§ Exercise prompt
From the entries that follow, extract each line holding the string "Scores".

§ Exercise materials
★ ★ ★

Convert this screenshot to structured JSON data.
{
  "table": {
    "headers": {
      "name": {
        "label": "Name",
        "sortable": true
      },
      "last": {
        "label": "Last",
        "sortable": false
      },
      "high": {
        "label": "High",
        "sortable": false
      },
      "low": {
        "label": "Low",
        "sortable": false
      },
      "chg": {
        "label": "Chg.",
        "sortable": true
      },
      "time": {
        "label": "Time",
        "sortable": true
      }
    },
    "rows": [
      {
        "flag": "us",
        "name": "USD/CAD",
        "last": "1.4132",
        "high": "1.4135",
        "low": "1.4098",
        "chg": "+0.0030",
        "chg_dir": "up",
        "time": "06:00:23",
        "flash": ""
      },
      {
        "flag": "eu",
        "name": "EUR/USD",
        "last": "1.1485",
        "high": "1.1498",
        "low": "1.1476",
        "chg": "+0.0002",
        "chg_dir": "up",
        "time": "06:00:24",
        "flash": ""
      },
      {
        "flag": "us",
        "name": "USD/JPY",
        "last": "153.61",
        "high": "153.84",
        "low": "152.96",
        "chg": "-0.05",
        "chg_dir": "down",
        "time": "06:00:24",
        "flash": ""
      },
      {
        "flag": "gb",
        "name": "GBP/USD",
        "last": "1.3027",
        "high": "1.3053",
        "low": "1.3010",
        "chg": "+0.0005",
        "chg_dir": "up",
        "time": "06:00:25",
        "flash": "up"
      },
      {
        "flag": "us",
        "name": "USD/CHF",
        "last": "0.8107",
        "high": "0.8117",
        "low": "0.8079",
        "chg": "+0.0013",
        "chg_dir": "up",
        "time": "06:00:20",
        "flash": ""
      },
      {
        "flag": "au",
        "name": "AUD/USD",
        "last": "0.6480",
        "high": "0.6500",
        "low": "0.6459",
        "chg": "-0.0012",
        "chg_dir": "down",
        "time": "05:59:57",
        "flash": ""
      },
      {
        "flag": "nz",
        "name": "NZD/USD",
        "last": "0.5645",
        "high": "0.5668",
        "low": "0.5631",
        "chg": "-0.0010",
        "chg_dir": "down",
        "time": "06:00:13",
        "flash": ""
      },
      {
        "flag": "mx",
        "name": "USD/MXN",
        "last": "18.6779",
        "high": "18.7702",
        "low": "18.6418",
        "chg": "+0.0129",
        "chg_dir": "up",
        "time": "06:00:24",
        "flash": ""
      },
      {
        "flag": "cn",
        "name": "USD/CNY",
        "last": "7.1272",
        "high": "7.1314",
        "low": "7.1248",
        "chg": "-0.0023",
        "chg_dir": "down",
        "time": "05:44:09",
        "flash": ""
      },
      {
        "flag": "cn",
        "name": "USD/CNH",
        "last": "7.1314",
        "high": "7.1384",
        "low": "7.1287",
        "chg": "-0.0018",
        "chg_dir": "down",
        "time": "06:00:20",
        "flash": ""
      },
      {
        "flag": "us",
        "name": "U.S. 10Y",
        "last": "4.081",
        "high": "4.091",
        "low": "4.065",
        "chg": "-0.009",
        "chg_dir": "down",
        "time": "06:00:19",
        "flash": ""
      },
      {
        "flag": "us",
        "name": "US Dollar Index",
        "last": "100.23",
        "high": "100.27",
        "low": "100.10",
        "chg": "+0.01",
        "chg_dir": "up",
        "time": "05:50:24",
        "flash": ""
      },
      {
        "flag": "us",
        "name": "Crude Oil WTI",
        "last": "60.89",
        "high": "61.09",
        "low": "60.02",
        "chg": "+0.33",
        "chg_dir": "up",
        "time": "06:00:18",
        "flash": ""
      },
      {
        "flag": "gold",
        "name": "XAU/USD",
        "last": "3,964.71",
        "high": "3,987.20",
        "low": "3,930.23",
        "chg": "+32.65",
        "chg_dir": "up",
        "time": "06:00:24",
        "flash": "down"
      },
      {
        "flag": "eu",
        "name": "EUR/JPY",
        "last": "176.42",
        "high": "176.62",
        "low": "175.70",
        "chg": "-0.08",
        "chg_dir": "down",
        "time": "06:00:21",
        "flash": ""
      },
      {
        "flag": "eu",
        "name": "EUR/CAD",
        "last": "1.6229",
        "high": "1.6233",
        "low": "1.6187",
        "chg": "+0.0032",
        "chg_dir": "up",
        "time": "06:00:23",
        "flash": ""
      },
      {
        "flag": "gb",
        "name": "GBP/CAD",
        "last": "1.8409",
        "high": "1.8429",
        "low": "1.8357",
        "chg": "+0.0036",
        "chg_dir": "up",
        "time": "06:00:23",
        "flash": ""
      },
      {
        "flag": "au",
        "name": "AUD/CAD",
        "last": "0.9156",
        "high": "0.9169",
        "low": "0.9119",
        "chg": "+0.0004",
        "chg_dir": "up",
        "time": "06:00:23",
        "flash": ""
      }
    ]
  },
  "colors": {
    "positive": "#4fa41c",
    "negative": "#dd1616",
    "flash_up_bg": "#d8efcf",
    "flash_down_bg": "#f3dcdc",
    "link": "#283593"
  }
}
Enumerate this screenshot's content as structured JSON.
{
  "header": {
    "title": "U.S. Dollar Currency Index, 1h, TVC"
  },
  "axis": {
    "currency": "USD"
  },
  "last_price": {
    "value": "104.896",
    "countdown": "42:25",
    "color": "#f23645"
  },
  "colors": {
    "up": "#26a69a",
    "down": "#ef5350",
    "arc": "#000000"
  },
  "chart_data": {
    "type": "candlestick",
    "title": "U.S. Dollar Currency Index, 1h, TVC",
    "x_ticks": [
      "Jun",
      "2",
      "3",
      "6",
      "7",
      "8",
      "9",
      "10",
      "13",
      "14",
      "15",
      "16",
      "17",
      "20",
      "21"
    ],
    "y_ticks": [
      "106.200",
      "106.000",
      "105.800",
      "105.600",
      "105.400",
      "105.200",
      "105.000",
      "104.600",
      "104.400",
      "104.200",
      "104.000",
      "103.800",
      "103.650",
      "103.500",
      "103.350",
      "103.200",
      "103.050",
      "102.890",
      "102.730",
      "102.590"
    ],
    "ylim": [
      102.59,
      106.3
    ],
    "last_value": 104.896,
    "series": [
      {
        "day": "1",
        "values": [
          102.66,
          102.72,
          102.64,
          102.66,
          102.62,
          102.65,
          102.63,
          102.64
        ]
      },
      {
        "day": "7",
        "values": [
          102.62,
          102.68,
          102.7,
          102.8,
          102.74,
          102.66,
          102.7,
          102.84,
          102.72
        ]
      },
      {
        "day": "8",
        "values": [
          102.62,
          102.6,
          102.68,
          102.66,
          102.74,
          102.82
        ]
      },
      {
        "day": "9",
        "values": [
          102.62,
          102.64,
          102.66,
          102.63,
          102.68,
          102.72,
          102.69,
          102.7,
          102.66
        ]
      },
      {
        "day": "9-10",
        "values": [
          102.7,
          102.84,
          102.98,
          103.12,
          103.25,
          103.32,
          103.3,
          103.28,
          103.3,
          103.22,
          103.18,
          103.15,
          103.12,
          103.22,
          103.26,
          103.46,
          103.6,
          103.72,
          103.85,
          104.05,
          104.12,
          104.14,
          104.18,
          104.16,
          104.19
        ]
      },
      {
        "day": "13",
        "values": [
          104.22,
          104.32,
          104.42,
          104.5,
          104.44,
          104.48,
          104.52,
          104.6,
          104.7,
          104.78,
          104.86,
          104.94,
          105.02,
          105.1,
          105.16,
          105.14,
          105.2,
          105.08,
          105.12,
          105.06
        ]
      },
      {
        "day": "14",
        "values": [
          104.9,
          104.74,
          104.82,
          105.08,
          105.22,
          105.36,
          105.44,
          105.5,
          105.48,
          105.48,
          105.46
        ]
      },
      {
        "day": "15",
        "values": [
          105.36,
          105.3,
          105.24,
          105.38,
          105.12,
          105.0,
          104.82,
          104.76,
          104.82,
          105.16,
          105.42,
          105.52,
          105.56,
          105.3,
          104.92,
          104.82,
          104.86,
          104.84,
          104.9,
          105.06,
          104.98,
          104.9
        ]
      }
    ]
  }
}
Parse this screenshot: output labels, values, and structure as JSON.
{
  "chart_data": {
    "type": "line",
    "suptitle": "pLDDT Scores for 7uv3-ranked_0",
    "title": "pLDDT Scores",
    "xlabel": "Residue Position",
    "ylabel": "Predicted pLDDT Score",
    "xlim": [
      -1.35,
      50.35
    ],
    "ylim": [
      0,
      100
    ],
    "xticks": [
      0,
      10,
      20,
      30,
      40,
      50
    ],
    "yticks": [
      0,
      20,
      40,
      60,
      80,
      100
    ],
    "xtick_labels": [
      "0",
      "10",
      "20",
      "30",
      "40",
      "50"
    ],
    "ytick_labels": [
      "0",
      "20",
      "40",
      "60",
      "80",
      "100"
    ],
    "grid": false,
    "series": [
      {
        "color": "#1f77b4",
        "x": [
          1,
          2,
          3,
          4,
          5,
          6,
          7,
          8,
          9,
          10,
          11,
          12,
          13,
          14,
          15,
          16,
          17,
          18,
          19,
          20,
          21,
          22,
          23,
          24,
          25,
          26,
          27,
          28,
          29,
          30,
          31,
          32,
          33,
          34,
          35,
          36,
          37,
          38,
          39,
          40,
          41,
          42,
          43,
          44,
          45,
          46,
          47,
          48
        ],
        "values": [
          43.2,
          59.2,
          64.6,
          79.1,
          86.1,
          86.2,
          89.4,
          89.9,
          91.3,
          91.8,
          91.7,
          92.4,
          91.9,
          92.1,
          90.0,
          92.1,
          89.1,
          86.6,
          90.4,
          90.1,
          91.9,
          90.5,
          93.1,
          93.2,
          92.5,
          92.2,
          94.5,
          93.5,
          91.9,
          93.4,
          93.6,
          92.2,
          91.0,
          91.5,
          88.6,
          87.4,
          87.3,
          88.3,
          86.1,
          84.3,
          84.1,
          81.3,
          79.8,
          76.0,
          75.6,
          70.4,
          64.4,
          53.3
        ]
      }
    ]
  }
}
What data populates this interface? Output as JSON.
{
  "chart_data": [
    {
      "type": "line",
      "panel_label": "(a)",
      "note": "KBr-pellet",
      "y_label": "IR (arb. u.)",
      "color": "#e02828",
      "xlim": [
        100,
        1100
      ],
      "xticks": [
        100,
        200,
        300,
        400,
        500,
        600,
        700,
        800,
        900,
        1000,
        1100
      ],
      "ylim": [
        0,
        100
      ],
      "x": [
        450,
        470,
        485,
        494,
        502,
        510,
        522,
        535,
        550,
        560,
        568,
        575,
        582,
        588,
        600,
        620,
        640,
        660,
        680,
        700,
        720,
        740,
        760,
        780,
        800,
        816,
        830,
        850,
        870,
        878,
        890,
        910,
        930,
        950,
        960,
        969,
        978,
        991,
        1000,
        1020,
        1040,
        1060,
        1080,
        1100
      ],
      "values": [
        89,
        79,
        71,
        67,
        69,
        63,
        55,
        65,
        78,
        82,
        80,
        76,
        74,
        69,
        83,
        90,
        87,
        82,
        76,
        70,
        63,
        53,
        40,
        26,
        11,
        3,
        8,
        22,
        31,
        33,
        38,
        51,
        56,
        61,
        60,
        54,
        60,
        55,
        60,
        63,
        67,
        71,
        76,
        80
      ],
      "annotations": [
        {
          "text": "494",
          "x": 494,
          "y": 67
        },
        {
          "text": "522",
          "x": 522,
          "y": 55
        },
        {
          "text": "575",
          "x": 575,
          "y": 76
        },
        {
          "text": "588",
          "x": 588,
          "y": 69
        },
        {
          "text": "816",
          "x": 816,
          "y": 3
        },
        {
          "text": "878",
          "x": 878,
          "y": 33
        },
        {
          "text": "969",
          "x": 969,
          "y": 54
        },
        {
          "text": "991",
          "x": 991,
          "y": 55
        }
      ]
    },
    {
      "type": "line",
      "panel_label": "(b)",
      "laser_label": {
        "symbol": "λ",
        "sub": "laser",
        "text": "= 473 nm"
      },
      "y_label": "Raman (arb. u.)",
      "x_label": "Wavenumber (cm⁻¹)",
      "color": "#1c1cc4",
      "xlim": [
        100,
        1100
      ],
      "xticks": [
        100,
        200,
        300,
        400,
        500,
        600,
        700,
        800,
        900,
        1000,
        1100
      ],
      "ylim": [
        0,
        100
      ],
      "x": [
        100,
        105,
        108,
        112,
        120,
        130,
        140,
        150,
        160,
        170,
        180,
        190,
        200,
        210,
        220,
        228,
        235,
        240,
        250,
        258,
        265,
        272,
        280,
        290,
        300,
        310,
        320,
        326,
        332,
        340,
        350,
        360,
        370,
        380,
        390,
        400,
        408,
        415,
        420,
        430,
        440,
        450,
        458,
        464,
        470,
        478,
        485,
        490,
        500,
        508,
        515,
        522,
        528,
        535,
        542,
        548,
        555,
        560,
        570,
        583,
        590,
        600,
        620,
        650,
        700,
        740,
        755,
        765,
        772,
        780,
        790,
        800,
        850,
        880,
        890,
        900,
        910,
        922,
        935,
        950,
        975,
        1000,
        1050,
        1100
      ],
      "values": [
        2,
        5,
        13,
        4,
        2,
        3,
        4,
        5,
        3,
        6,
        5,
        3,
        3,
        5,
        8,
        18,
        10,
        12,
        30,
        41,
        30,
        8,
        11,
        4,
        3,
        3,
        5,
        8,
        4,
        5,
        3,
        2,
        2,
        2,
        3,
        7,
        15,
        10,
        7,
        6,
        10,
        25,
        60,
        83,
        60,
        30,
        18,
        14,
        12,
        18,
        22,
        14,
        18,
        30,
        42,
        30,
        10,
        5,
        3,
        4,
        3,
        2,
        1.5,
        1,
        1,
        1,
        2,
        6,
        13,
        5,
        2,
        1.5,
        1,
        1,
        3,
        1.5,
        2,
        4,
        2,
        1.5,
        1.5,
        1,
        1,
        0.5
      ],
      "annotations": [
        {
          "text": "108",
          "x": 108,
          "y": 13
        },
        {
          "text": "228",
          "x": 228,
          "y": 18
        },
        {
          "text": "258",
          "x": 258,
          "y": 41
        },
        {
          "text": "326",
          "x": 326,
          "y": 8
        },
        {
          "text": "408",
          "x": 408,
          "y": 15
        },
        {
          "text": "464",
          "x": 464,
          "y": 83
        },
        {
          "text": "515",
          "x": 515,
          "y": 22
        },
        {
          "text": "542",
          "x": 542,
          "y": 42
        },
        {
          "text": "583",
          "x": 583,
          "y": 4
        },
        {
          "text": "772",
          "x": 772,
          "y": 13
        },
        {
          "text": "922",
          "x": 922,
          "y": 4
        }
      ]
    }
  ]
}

★ ★ ★

§ Expected answer
    "suptitle": "pLDDT Scores for 7uv3-ranked_0",
    "title": "pLDDT Scores",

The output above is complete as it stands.